* **TASK TO COMPLETE**: Work through the listing below and count the lines that hold "Human". Answer with the number alone.
* begin *
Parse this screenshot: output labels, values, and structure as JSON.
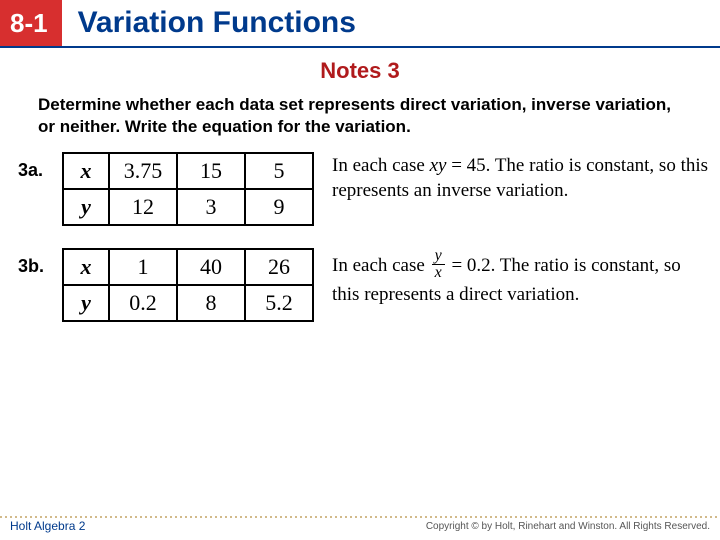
{
  "header": {
    "chapter": "8-1",
    "title": "Variation Functions",
    "chapter_bg": "#d72f2f",
    "title_color": "#003a8c"
  },
  "notes_title": "Notes 3",
  "instructions": "Determine whether each data set represents direct variation, inverse variation, or neither.  Write the equation for the variation.",
  "problems": {
    "a": {
      "label": "3a.",
      "row_headers": [
        "x",
        "y"
      ],
      "data": [
        [
          "3.75",
          "15",
          "5"
        ],
        [
          "12",
          "3",
          "9"
        ]
      ],
      "explanation_parts": {
        "pre": "In each case ",
        "eq_lhs_ital": "xy",
        "eq_rest": " = 45. The ratio is constant, so this represents an inverse variation."
      }
    },
    "b": {
      "label": "3b.",
      "row_headers": [
        "x",
        "y"
      ],
      "data": [
        [
          "1",
          "40",
          "26"
        ],
        [
          "0.2",
          "8",
          "5.2"
        ]
      ],
      "explanation_parts": {
        "pre": "In each case ",
        "frac_num": "y",
        "frac_den": "x",
        "eq_rest": " = 0.2. The ratio is constant, so this represents a direct variation."
      }
    }
  },
  "footer": {
    "left": "Holt Algebra 2",
    "right": "Copyright © by Holt, Rinehart and Winston. All Rights Reserved."
  }
}
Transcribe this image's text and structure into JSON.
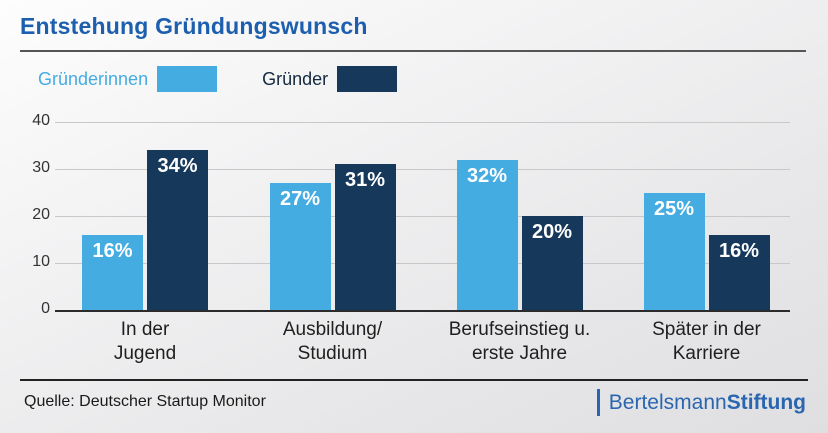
{
  "title": "Entstehung Gründungswunsch",
  "legend": [
    {
      "label": "Gründerinnen",
      "color": "#45ace2"
    },
    {
      "label": "Gründer",
      "color": "#16395b"
    }
  ],
  "chart_data": {
    "type": "bar",
    "title": "Entstehung Gründungswunsch",
    "categories": [
      "In der\nJugend",
      "Ausbildung/\nStudium",
      "Berufseinstieg u.\nerste Jahre",
      "Später in der\nKarriere"
    ],
    "series": [
      {
        "name": "Gründerinnen",
        "color": "#45ace2",
        "values": [
          16,
          27,
          32,
          25
        ]
      },
      {
        "name": "Gründer",
        "color": "#16395b",
        "values": [
          34,
          31,
          20,
          16
        ]
      }
    ],
    "value_suffix": "%",
    "xlabel": "",
    "ylabel": "",
    "ylim": [
      0,
      40
    ],
    "yticks": [
      0,
      10,
      20,
      30,
      40
    ],
    "grid": true,
    "legend_position": "top-left"
  },
  "footer": {
    "source": "Quelle: Deutscher Startup Monitor",
    "logo": {
      "text_regular": "Bertelsmann",
      "text_bold": "Stiftung"
    }
  }
}
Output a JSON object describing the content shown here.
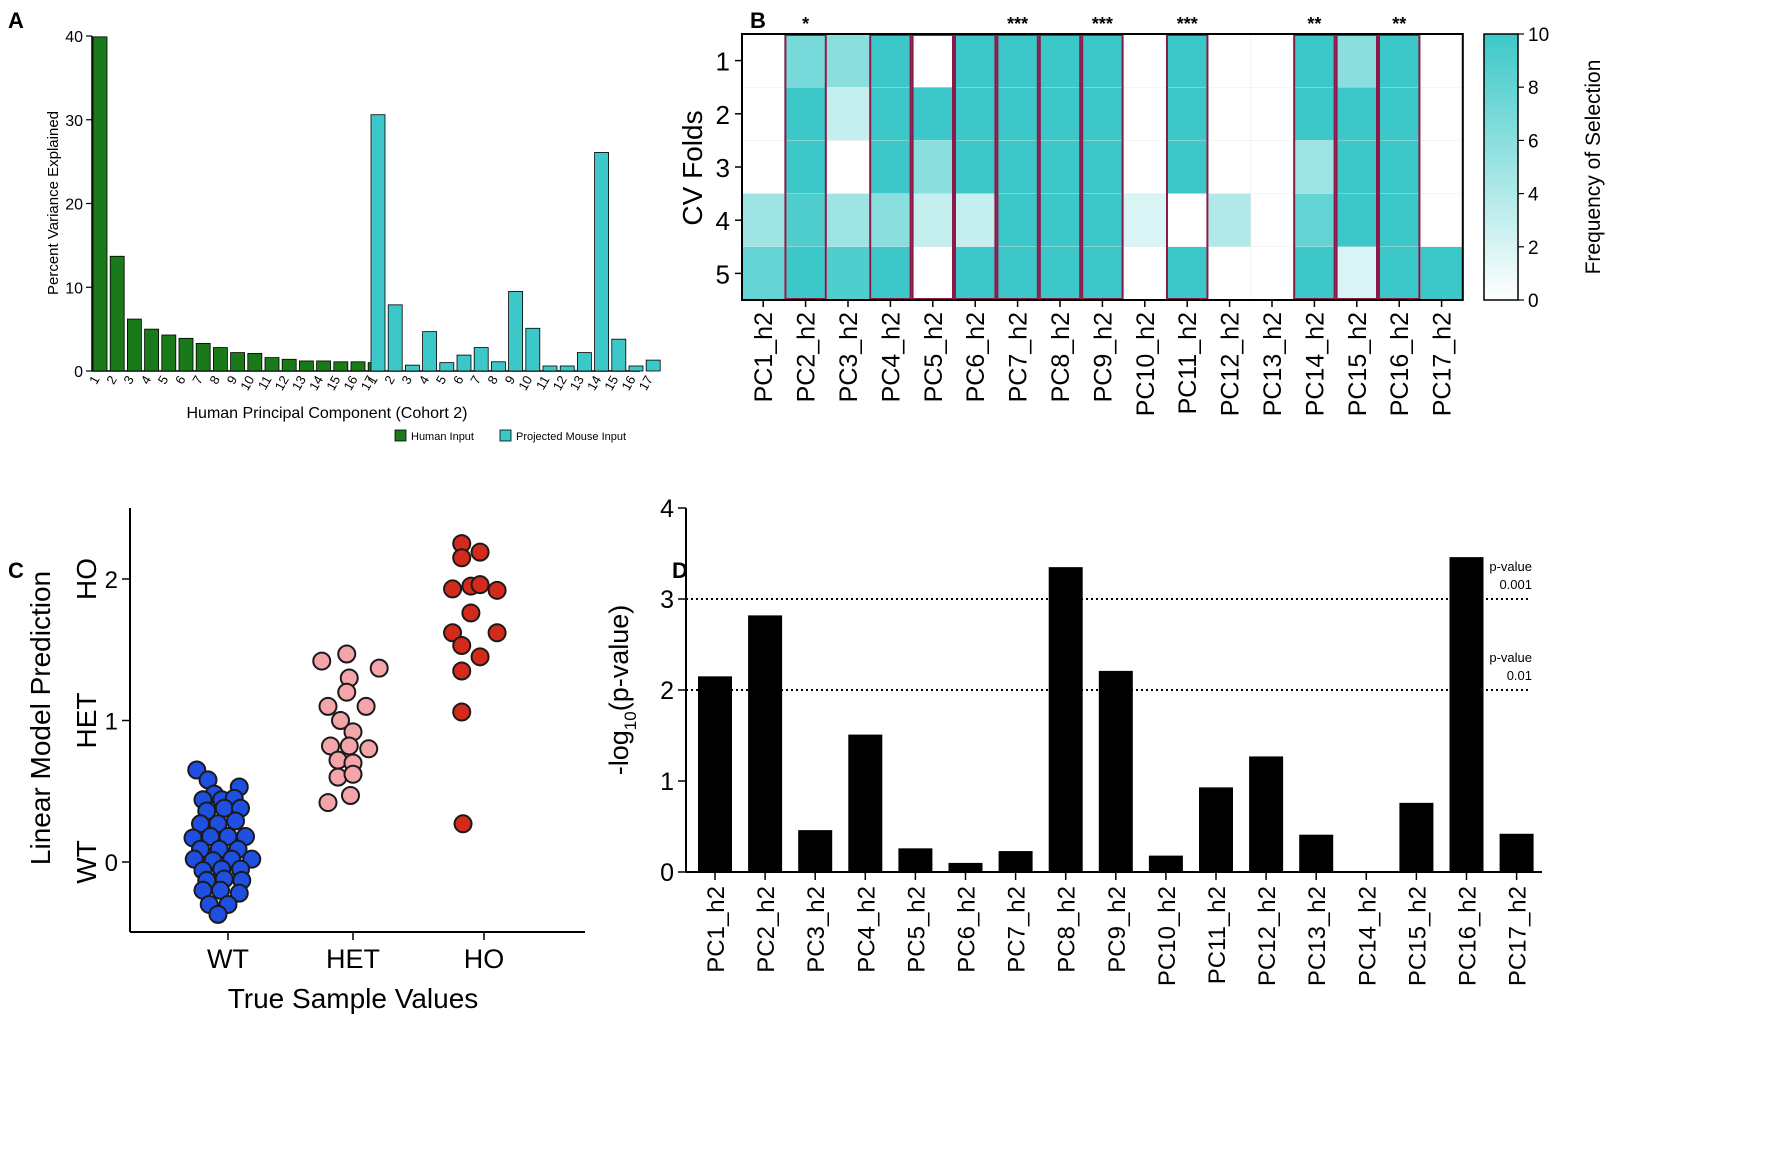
{
  "chart_data": [
    {
      "panel": "A",
      "type": "bar",
      "title": "",
      "ylabel": "Percent Variance Explained",
      "xlabel": "Human Principal Component (Cohort 2)",
      "ylim": [
        0,
        40
      ],
      "yticks": [
        0,
        10,
        20,
        30,
        40
      ],
      "categories": [
        "1",
        "2",
        "3",
        "4",
        "5",
        "6",
        "7",
        "8",
        "9",
        "10",
        "11",
        "12",
        "13",
        "14",
        "15",
        "16",
        "17"
      ],
      "series": [
        {
          "name": "Human Input",
          "color": "#1a7a1a",
          "values": [
            39.9,
            13.7,
            6.2,
            5.0,
            4.3,
            3.9,
            3.3,
            2.8,
            2.2,
            2.1,
            1.6,
            1.4,
            1.2,
            1.2,
            1.1,
            1.1,
            1.0
          ]
        },
        {
          "name": "Projected Mouse Input",
          "color": "#3cc8c8",
          "values": [
            30.6,
            7.9,
            0.7,
            4.7,
            1.0,
            1.9,
            2.8,
            1.1,
            9.5,
            5.1,
            0.6,
            0.6,
            2.2,
            26.1,
            3.8,
            0.6,
            1.3
          ]
        }
      ],
      "legend": "bottom-right"
    },
    {
      "panel": "B",
      "type": "heatmap",
      "ylabel": "CV Folds",
      "colorbar_label": "Frequency of Selection",
      "colorbar_ticks": [
        0,
        2,
        4,
        6,
        8,
        10
      ],
      "zlim": [
        0,
        10
      ],
      "rows": [
        "1",
        "2",
        "3",
        "4",
        "5"
      ],
      "columns": [
        "PC1_h2",
        "PC2_h2",
        "PC3_h2",
        "PC4_h2",
        "PC5_h2",
        "PC6_h2",
        "PC7_h2",
        "PC8_h2",
        "PC9_h2",
        "PC10_h2",
        "PC11_h2",
        "PC12_h2",
        "PC13_h2",
        "PC14_h2",
        "PC15_h2",
        "PC16_h2",
        "PC17_h2"
      ],
      "significance": [
        "",
        "*",
        "",
        "",
        "",
        "",
        "***",
        "",
        "***",
        "",
        "***",
        "",
        "",
        "**",
        "",
        "**",
        ""
      ],
      "highlighted_columns": [
        "PC2_h2",
        "PC4_h2",
        "PC5_h2",
        "PC6_h2",
        "PC7_h2",
        "PC8_h2",
        "PC9_h2",
        "PC11_h2",
        "PC14_h2",
        "PC15_h2",
        "PC16_h2"
      ],
      "values": [
        [
          0,
          7,
          6,
          10,
          0,
          10,
          10,
          10,
          10,
          0,
          10,
          0,
          0,
          10,
          6,
          10,
          0
        ],
        [
          0,
          10,
          3,
          10,
          10,
          10,
          10,
          10,
          10,
          0,
          10,
          0,
          0,
          10,
          10,
          10,
          0
        ],
        [
          0,
          10,
          0,
          10,
          6,
          10,
          10,
          10,
          10,
          0,
          10,
          0,
          0,
          5,
          10,
          10,
          0
        ],
        [
          5,
          9,
          5,
          6,
          3,
          3,
          10,
          10,
          10,
          2,
          0,
          4,
          0,
          8,
          10,
          10,
          0
        ],
        [
          8,
          10,
          9,
          10,
          0,
          10,
          10,
          10,
          10,
          0,
          10,
          0,
          0,
          10,
          2,
          10,
          10
        ]
      ]
    },
    {
      "panel": "C",
      "type": "scatter",
      "title": "",
      "xlabel": "True Sample Values",
      "ylabel": "Linear Model Prediction",
      "categories": [
        "WT",
        "HET",
        "HO"
      ],
      "y_category_labels": [
        "WT",
        "HET",
        "HO"
      ],
      "yticks": [
        0,
        1,
        2
      ],
      "ylim": [
        -0.5,
        2.5
      ],
      "series": [
        {
          "name": "WT",
          "color": "#1f4fe0",
          "points": [
            [
              -0.25,
              0.65
            ],
            [
              -0.16,
              0.58
            ],
            [
              -0.11,
              0.48
            ],
            [
              0.09,
              0.53
            ],
            [
              -0.2,
              0.44
            ],
            [
              -0.05,
              0.44
            ],
            [
              0.05,
              0.45
            ],
            [
              -0.17,
              0.36
            ],
            [
              -0.03,
              0.38
            ],
            [
              0.1,
              0.38
            ],
            [
              -0.22,
              0.27
            ],
            [
              -0.08,
              0.27
            ],
            [
              0.06,
              0.29
            ],
            [
              -0.28,
              0.17
            ],
            [
              -0.14,
              0.18
            ],
            [
              0.0,
              0.18
            ],
            [
              0.14,
              0.18
            ],
            [
              -0.22,
              0.09
            ],
            [
              -0.07,
              0.09
            ],
            [
              0.08,
              0.09
            ],
            [
              -0.27,
              0.02
            ],
            [
              -0.12,
              0.01
            ],
            [
              0.03,
              0.02
            ],
            [
              0.19,
              0.02
            ],
            [
              -0.2,
              -0.06
            ],
            [
              -0.05,
              -0.05
            ],
            [
              0.1,
              -0.05
            ],
            [
              -0.17,
              -0.13
            ],
            [
              -0.03,
              -0.12
            ],
            [
              0.11,
              -0.13
            ],
            [
              -0.2,
              -0.2
            ],
            [
              -0.06,
              -0.2
            ],
            [
              0.09,
              -0.22
            ],
            [
              -0.15,
              -0.3
            ],
            [
              0.0,
              -0.3
            ],
            [
              -0.08,
              -0.37
            ]
          ]
        },
        {
          "name": "HET",
          "color": "#f4a5aa",
          "points": [
            [
              0.75,
              1.42
            ],
            [
              0.95,
              1.47
            ],
            [
              1.2,
              1.37
            ],
            [
              0.97,
              1.3
            ],
            [
              0.8,
              1.1
            ],
            [
              0.95,
              1.2
            ],
            [
              1.1,
              1.1
            ],
            [
              0.9,
              1.0
            ],
            [
              1.0,
              0.92
            ],
            [
              0.82,
              0.82
            ],
            [
              0.97,
              0.82
            ],
            [
              1.12,
              0.8
            ],
            [
              0.88,
              0.72
            ],
            [
              1.0,
              0.7
            ],
            [
              0.88,
              0.6
            ],
            [
              1.0,
              0.62
            ],
            [
              0.8,
              0.42
            ],
            [
              0.98,
              0.47
            ]
          ]
        },
        {
          "name": "HO",
          "color": "#d42a1c",
          "points": [
            [
              1.83,
              2.25
            ],
            [
              1.97,
              2.19
            ],
            [
              1.83,
              2.15
            ],
            [
              1.76,
              1.93
            ],
            [
              1.9,
              1.95
            ],
            [
              1.97,
              1.96
            ],
            [
              2.1,
              1.92
            ],
            [
              1.9,
              1.76
            ],
            [
              1.76,
              1.62
            ],
            [
              1.83,
              1.53
            ],
            [
              1.97,
              1.45
            ],
            [
              2.1,
              1.62
            ],
            [
              1.83,
              1.35
            ],
            [
              1.83,
              1.06
            ],
            [
              1.84,
              0.27
            ]
          ]
        }
      ]
    },
    {
      "panel": "D",
      "type": "bar",
      "title": "",
      "xlabel": "",
      "ylabel": "-log10(p-value)",
      "ylabel_main": "-log",
      "ylabel_sub": "10",
      "ylabel_tail": "(p-value)",
      "ylim": [
        0,
        4
      ],
      "yticks": [
        0,
        1,
        2,
        3,
        4
      ],
      "categories": [
        "PC1_h2",
        "PC2_h2",
        "PC3_h2",
        "PC4_h2",
        "PC5_h2",
        "PC6_h2",
        "PC7_h2",
        "PC8_h2",
        "PC9_h2",
        "PC10_h2",
        "PC11_h2",
        "PC12_h2",
        "PC13_h2",
        "PC14_h2",
        "PC15_h2",
        "PC16_h2",
        "PC17_h2"
      ],
      "values": [
        2.15,
        2.82,
        0.46,
        1.51,
        0.26,
        0.1,
        0.23,
        3.35,
        2.21,
        0.18,
        0.93,
        1.27,
        0.41,
        0.01,
        0.76,
        3.46,
        0.42
      ],
      "color": "#000000",
      "reference_lines": [
        {
          "y": 3,
          "label_top": "p-value",
          "label_bottom": "0.001"
        },
        {
          "y": 2,
          "label_top": "p-value",
          "label_bottom": "0.01"
        }
      ]
    }
  ]
}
* end *
* **FINISHED ANSWER**: 2